#### REQUIRED TASK:
Below are the records. Count the lines containing the string "name", and reply with the number alone.
[start]
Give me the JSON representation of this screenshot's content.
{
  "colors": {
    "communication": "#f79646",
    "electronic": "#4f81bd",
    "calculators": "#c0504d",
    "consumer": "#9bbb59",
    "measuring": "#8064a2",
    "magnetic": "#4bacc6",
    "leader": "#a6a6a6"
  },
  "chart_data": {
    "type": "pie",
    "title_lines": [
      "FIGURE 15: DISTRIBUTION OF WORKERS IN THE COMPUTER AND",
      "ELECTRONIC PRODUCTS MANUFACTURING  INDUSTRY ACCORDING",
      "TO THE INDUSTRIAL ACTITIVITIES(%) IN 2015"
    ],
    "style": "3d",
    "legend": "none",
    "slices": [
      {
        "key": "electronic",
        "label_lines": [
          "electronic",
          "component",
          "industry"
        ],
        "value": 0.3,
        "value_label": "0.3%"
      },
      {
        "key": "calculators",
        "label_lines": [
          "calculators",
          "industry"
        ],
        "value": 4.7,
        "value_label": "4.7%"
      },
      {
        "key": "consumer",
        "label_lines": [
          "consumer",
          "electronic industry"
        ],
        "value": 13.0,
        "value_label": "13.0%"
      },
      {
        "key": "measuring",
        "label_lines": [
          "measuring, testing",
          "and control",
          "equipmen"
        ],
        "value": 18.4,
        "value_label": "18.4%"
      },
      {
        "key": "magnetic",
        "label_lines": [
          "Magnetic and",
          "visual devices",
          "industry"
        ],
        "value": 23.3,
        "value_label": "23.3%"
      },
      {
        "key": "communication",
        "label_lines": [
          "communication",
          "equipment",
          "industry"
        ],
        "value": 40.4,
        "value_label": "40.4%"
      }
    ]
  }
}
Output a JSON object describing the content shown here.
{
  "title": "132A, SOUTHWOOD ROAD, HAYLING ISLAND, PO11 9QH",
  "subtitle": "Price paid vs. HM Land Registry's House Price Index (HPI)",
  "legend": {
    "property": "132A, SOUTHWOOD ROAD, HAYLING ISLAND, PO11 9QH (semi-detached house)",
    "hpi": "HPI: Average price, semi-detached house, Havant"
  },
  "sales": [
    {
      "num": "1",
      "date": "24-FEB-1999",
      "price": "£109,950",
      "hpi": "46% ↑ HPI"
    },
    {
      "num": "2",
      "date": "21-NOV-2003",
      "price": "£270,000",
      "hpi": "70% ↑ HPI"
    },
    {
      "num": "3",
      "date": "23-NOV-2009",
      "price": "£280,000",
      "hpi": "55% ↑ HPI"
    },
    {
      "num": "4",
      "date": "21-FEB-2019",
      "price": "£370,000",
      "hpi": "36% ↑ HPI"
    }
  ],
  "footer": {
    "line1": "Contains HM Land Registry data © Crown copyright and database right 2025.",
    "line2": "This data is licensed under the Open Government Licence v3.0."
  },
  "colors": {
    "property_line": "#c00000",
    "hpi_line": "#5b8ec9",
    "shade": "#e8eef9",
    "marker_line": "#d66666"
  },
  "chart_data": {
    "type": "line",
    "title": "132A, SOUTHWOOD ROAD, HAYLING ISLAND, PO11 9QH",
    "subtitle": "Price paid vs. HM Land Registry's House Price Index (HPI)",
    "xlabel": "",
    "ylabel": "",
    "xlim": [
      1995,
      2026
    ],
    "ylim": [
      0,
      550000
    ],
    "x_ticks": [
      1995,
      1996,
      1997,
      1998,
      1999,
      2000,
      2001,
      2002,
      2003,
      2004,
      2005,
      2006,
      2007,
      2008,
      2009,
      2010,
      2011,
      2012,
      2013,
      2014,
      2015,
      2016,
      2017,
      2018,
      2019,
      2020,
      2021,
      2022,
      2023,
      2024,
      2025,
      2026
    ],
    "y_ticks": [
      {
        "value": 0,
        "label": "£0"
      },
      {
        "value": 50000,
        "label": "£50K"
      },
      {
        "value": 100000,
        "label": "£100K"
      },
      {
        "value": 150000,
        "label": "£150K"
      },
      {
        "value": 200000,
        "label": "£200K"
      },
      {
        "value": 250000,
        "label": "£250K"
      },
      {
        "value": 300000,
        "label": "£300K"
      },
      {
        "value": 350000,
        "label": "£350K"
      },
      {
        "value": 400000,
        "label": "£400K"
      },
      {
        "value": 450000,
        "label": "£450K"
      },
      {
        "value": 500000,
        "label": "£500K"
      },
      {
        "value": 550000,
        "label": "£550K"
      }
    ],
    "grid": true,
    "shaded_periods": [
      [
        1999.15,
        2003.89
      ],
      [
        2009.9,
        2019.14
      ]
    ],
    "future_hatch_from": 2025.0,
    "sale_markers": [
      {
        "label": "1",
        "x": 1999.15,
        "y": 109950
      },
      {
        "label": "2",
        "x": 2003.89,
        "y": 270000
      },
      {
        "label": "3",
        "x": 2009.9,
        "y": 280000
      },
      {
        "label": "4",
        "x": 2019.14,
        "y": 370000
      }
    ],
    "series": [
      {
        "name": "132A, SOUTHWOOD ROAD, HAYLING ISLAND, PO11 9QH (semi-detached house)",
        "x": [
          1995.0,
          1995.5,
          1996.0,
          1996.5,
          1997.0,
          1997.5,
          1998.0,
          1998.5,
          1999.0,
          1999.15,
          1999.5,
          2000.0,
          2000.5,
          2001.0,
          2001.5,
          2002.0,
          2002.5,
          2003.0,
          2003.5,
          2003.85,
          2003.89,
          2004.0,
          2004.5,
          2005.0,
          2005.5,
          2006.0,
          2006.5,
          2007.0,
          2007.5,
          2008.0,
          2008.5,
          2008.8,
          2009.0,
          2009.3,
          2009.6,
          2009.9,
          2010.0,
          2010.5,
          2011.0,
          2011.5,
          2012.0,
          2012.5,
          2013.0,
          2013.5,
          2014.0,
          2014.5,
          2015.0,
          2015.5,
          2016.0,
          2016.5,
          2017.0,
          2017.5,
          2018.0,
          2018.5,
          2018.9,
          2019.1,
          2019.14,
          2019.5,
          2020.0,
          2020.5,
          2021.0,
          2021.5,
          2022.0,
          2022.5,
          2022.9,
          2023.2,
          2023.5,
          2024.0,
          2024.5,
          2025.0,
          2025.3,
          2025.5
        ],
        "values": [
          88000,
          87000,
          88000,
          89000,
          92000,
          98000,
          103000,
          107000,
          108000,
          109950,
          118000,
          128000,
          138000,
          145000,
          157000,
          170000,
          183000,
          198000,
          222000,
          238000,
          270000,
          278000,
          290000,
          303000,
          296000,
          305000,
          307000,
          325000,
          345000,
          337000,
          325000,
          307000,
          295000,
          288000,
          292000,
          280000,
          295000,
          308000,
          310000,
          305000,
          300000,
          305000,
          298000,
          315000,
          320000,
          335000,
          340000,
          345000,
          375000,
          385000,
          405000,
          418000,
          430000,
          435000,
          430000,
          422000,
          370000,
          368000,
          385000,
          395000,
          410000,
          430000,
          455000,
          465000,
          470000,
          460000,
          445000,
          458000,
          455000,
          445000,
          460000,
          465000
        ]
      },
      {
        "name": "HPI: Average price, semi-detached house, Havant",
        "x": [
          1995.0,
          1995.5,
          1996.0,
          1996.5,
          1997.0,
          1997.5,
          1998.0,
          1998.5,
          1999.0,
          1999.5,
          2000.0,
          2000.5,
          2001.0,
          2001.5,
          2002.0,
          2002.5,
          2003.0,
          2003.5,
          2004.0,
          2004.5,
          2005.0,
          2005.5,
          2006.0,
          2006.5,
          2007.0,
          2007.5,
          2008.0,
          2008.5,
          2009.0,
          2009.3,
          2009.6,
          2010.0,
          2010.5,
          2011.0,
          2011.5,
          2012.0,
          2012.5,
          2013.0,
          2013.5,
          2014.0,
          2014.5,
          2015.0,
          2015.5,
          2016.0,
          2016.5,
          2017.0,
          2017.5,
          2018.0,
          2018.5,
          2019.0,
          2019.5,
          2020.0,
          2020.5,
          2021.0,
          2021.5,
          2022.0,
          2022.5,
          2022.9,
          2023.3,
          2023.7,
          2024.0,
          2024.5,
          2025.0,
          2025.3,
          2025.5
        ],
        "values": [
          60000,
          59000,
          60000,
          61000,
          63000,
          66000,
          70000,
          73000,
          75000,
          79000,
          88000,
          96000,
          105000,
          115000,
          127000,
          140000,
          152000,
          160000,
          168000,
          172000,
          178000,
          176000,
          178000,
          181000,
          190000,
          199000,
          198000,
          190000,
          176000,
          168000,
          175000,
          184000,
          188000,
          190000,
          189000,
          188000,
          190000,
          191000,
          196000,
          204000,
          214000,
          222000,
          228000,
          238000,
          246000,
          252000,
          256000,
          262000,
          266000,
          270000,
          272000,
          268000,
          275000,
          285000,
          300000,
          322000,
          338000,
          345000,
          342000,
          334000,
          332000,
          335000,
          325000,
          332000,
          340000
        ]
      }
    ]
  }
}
[end]
#### RESULT OF THIS EXERCISE:
2